# new apache 2 & php

## thriftweed

Hi everyone,

I've been trying, for the past few hours, to get the php module running on the new apache 2 installation that comes with the current gentoo. I believe I've done everything required to get it running, i.e. emerged apache and mod_php, and configured /etc/conf.d/apache2 to include the line 

APACHE2_OPTS="-D PHP4"

but it's still no good: The webserver starts, but php is not working. php scripts inside a html file are ignored, loading php scripts directly causes the browser to want to download the file...

I'm out of ideas: I've re-emerged apache, php, mod_php, but no go. I've also had an extensive look at the upgrade instructions at http://www.gentoo.org/doc/en/apache-upgrading.xml , but nothing there seems to solve my problem (then again, apache is running.. it's just not doing the php stuff).

Another thing i've tried is this:

http://svn.gnqs.org/projects/gentoo-php-overlay/file/docs/php-upgrading.html?format=raw#doc_chap2

However, when I unmerge dev-php/php and mod_php, and try to emerge dev-lang/php, i get this:

# emerge dev-lang/php

Calculating dependencies

!!! All ebuilds that could satisfy "dev-lang/php" have been masked.

Record set

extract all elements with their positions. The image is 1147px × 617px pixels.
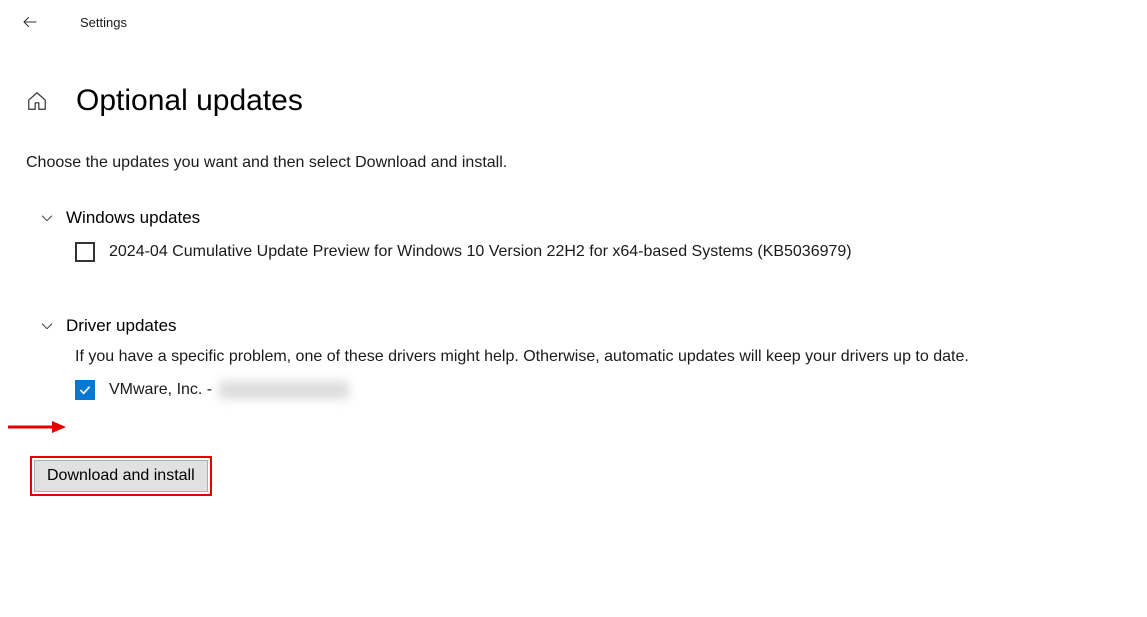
- home-button[interactable]: [26, 90, 48, 112]
- driver-updates-toggle[interactable]: Driver updates: [38, 316, 1121, 336]
- home-icon: [26, 90, 48, 112]
- checkmark-icon: [77, 382, 93, 398]
- driver-updates-title: Driver updates: [66, 316, 177, 336]
- chevron-down-icon: [38, 317, 56, 335]
- redacted-text: [219, 381, 349, 399]
- chevron-down-icon: [38, 209, 56, 227]
- update-item: VMware, Inc. -: [38, 366, 1121, 400]
- windows-updates-title: Windows updates: [66, 208, 200, 228]
- app-name: Settings: [80, 15, 127, 30]
- update-item: 2024-04 Cumulative Update Preview for Wi…: [38, 228, 1121, 262]
- page-instruction: Choose the updates you want and then sel…: [0, 142, 1147, 196]
- driver-update-label: VMware, Inc. -: [109, 381, 349, 399]
- annotation-highlight: Download and install: [30, 456, 212, 496]
- page-title: Optional updates: [76, 84, 303, 118]
- windows-updates-toggle[interactable]: Windows updates: [38, 208, 1121, 228]
- windows-update-checkbox[interactable]: [75, 242, 95, 262]
- back-button[interactable]: [18, 10, 42, 34]
- download-install-button[interactable]: Download and install: [34, 460, 208, 492]
- driver-updates-description: If you have a specific problem, one of t…: [38, 336, 1121, 366]
- windows-update-label: 2024-04 Cumulative Update Preview for Wi…: [109, 243, 852, 261]
- driver-update-checkbox[interactable]: [75, 380, 95, 400]
- arrow-left-icon: [21, 13, 39, 31]
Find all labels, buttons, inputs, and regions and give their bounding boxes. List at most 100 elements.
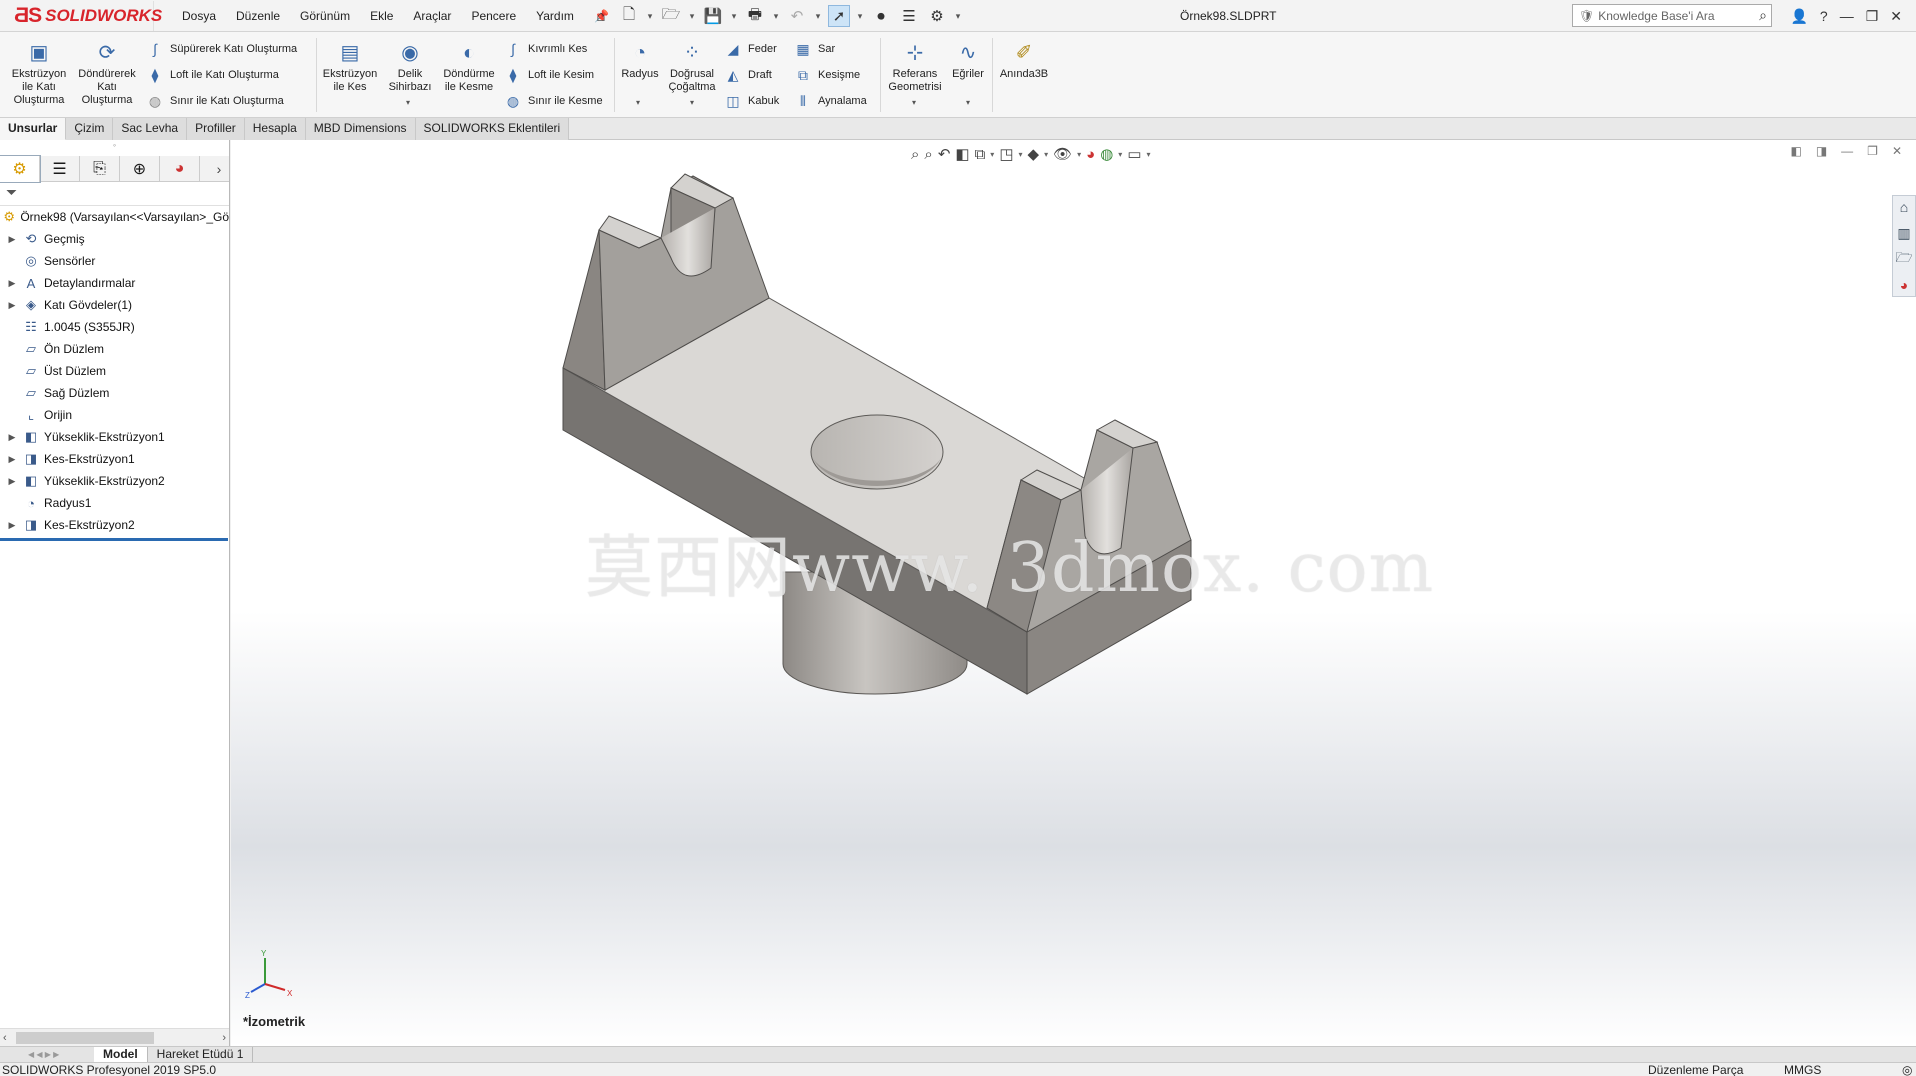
- tree-item[interactable]: ▶ ⟲ Geçmiş: [0, 228, 229, 250]
- tree-item[interactable]: ▶ ◨ Kes-Ekstrüzyon2: [0, 514, 229, 536]
- expand-arrow-icon[interactable]: ▶: [6, 432, 18, 443]
- menu-edit[interactable]: Düzenle: [226, 9, 290, 23]
- tab-profiles[interactable]: Profiller: [187, 118, 245, 140]
- chevron-down-icon[interactable]: ▾: [966, 98, 970, 107]
- tab-mbd-dimensions[interactable]: MBD Dimensions: [305, 118, 416, 140]
- scroll-right-icon[interactable]: ›: [222, 1032, 226, 1044]
- revolve-cut-button[interactable]: ◐ Döndürme ile Kesme: [440, 40, 498, 94]
- expand-arrow-icon[interactable]: ▶: [6, 476, 18, 487]
- chevron-down-icon[interactable]: ▾: [730, 5, 738, 27]
- menu-help[interactable]: Yardım: [526, 9, 584, 23]
- tab-solidworks-addins[interactable]: SOLIDWORKS Eklentileri: [415, 118, 570, 140]
- expand-arrow-icon[interactable]: ▶: [6, 300, 18, 311]
- boundary-cut-button[interactable]: ◍ Sınır ile Kesme: [504, 92, 603, 110]
- status-settings-icon[interactable]: ◎: [1902, 1063, 1912, 1076]
- save-icon[interactable]: 💾: [702, 5, 724, 27]
- rib-button[interactable]: ◢ Feder: [724, 40, 777, 58]
- chevron-right-icon[interactable]: ›: [209, 156, 229, 182]
- instant3d-button[interactable]: ✐ Anında3B: [996, 40, 1052, 81]
- filter-icon[interactable]: ⏷: [0, 182, 229, 206]
- expand-arrow-icon[interactable]: ▶: [6, 278, 18, 289]
- panel-grip[interactable]: ◦: [0, 140, 229, 156]
- tab-model[interactable]: Model: [94, 1046, 148, 1063]
- scroll-thumb[interactable]: [16, 1032, 154, 1044]
- display-manager-tab-icon[interactable]: ◕: [160, 155, 200, 182]
- menu-tools[interactable]: Araçlar: [403, 9, 461, 23]
- tree-item[interactable]: ⌞ Orijin: [0, 404, 229, 426]
- new-document-icon[interactable]: 🗋: [618, 5, 640, 27]
- tab-sketch[interactable]: Çizim: [66, 118, 114, 140]
- menu-window[interactable]: Pencere: [461, 9, 526, 23]
- curves-button[interactable]: ∿ Eğriler: [948, 40, 988, 81]
- chevron-down-icon[interactable]: ▾: [954, 5, 962, 27]
- shell-button[interactable]: ◫ Kabuk: [724, 92, 779, 110]
- tree-item[interactable]: ▱ Sağ Düzlem: [0, 382, 229, 404]
- tab-motion-study[interactable]: Hareket Etüdü 1: [148, 1046, 254, 1063]
- tab-sheet-metal[interactable]: Sac Levha: [113, 118, 188, 140]
- file-properties-icon[interactable]: ☰: [898, 5, 920, 27]
- graphics-area[interactable]: ⌕ ⌕ ↶ ◧ ⧉ ▾ ◳ ▾ ◆ ▾ 👁 ▾ ◕ ◍ ▾ ▭ ▾ ◧ ◨ — …: [231, 140, 1916, 1046]
- print-icon[interactable]: 🖶: [744, 5, 766, 27]
- knowledge-base-search[interactable]: 🛡 Knowledge Base'i Ara ⌕: [1572, 4, 1772, 27]
- boss-extrude-button[interactable]: ▣ Ekstrüzyon ile Katı Oluşturma: [6, 40, 72, 107]
- loft-button[interactable]: ⧫ Loft ile Katı Oluşturma: [146, 66, 279, 84]
- close-icon[interactable]: ✕: [1890, 8, 1902, 25]
- home-icon[interactable]: ⌂: [590, 5, 612, 27]
- tree-item[interactable]: ▶ ◈ Katı Gövdeler(1): [0, 294, 229, 316]
- cut-extrude-button[interactable]: ▤ Ekstrüzyon ile Kes: [320, 40, 380, 94]
- user-icon[interactable]: 👤: [1790, 8, 1807, 25]
- intersect-button[interactable]: ⧉ Kesişme: [794, 66, 860, 84]
- traffic-light-rebuild-icon[interactable]: ⏺: [870, 5, 892, 27]
- property-manager-tab-icon[interactable]: ☰: [40, 155, 80, 182]
- swept-cut-button[interactable]: ∫ Kıvrımlı Kes: [504, 40, 587, 58]
- search-icon[interactable]: ⌕: [1759, 7, 1767, 24]
- tree-item[interactable]: ▶ A Detaylandırmalar: [0, 272, 229, 294]
- tree-item[interactable]: ▶ ◨ Kes-Ekstrüzyon1: [0, 448, 229, 470]
- menu-file[interactable]: Dosya: [172, 9, 226, 23]
- tree-item[interactable]: ▶ ◧ Yükseklik-Ekstrüzyon2: [0, 470, 229, 492]
- chevron-down-icon[interactable]: ▾: [690, 98, 694, 107]
- chevron-down-icon[interactable]: ▾: [406, 98, 410, 107]
- tree-root-part[interactable]: ⚙ Örnek98 (Varsayılan<<Varsayılan>_Gö: [0, 206, 229, 228]
- tab-evaluate[interactable]: Hesapla: [244, 118, 306, 140]
- select-cursor-icon[interactable]: ➚: [828, 5, 850, 27]
- chevron-down-icon[interactable]: ▾: [772, 5, 780, 27]
- expand-arrow-icon[interactable]: ▶: [6, 454, 18, 465]
- undo-icon[interactable]: ↶: [786, 5, 808, 27]
- dimxpert-manager-tab-icon[interactable]: ⊕: [120, 155, 160, 182]
- draft-button[interactable]: ◭ Draft: [724, 66, 772, 84]
- revolve-button[interactable]: ⟳ Döndürerek Katı Oluşturma: [74, 40, 140, 107]
- tab-features[interactable]: Unsurlar: [0, 118, 67, 140]
- chevron-down-icon[interactable]: ▾: [912, 98, 916, 107]
- tree-item[interactable]: ▱ Üst Düzlem: [0, 360, 229, 382]
- expand-arrow-icon[interactable]: ▶: [6, 234, 18, 245]
- menu-view[interactable]: Görünüm: [290, 9, 360, 23]
- feature-manager-tab-icon[interactable]: ⚙: [0, 154, 41, 183]
- chevron-down-icon[interactable]: ▾: [688, 5, 696, 27]
- scroll-left-icon[interactable]: ‹: [3, 1032, 7, 1044]
- loft-cut-button[interactable]: ⧫ Loft ile Kesim: [504, 66, 595, 84]
- tree-item[interactable]: ▱ Ön Düzlem: [0, 338, 229, 360]
- tree-item[interactable]: ◔ Radyus1: [0, 492, 229, 514]
- part-model-3d[interactable]: [231, 140, 1916, 1046]
- help-icon[interactable]: ?: [1820, 8, 1828, 24]
- mirror-button[interactable]: ⫴ Aynalama: [794, 92, 867, 110]
- expand-arrow-icon[interactable]: ▶: [6, 520, 18, 531]
- configuration-manager-tab-icon[interactable]: ⎘: [80, 155, 120, 182]
- sweep-button[interactable]: ∫ Süpürerek Katı Oluşturma: [146, 40, 297, 58]
- reference-geometry-button[interactable]: ⊹ Referans Geometrisi: [884, 40, 946, 94]
- wrap-button[interactable]: ▦ Sar: [794, 40, 835, 58]
- rollback-bar[interactable]: [0, 538, 228, 541]
- boundary-boss-button[interactable]: ◍ Sınır ile Katı Oluşturma: [146, 92, 284, 110]
- solidworks-logo[interactable]: ƋS SOLIDWORKS: [4, 1, 162, 31]
- open-folder-icon[interactable]: 🗁: [660, 5, 682, 27]
- hole-wizard-button[interactable]: ◉ Delik Sihirbazı: [382, 40, 438, 94]
- chevron-down-icon[interactable]: ▾: [814, 5, 822, 27]
- options-gear-icon[interactable]: ⚙: [926, 5, 948, 27]
- minimize-icon[interactable]: —: [1840, 8, 1854, 24]
- unit-system-selector[interactable]: MMGS: [1784, 1063, 1821, 1076]
- chevron-down-icon[interactable]: ▾: [646, 5, 654, 27]
- chevron-down-icon[interactable]: ▾: [856, 5, 864, 27]
- chevron-down-icon[interactable]: ▾: [636, 98, 640, 107]
- restore-icon[interactable]: ❐: [1866, 8, 1879, 25]
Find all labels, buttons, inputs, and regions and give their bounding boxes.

Problem requirements
Carry on the forum post about getting PHP to run under Apache 2 on Gentoo, picking up right after its last line.

Exercise answer
!!! One of the following masked packages is required to complete your request:

- dev-lang/php-4.4.0-r1 (masked by: ~x86 keyword)

- dev-lang/php-4.3.11-r1 (masked by: ~x86 keyword)

- dev-lang/php-5.0.5-r1 (masked by: ~x86 keyword)

- dev-lang/php-5.0.4-r1 (masked by: ~x86 keyword)

Anyway, I'm all out of ideas... little help here, please:-)

----------

## Maedhros

Moved from Installing Gentoo to Networking & Security.

----------

## Tain

Try adding ACCEPT_KEYWORDS="~x86" in your /etc/make.conf

----------

## j-m

 *Tain wrote:*   

> Try adding ACCEPT_KEYWORDS="~x86" in your /etc/make.conf

 

No! That's why we have /etc/portage/package.keywords...   :Exclamation: 

----------

## Samyne

I'm facing the same problem  :Sad: 

Everything works with apache but he will not let me show php pages. If I want to see a php page he gives me the error "Cannot show this page" in IE in Firefox he gives me a 404 page not found and links gives me "Error reading from socket".

----------

## Transcendent

I've got the same problem.

----------

## Hanzz

Same problem here too

----------

## agouti

Did you forget the "apache2" use flag for dev-php/mod_php package ? for me, it created  etc/apache2/module.d/70_mod_php.conf file who was  missing after apache2 remerge.

----------

## opopanax

Also, you may be running php just fine, but the system doesn't know that .php means run a php doc.  Check your mime.types files (/etc/mime.types, and the one in the apache config dirs.)

----------

## whyscream

The best option to follow is simply follow the 'Upgrading PHP' howto at http://svn.gnqs.org/projects/gentoo-php-overlay/file/docs/php-upgrading.html.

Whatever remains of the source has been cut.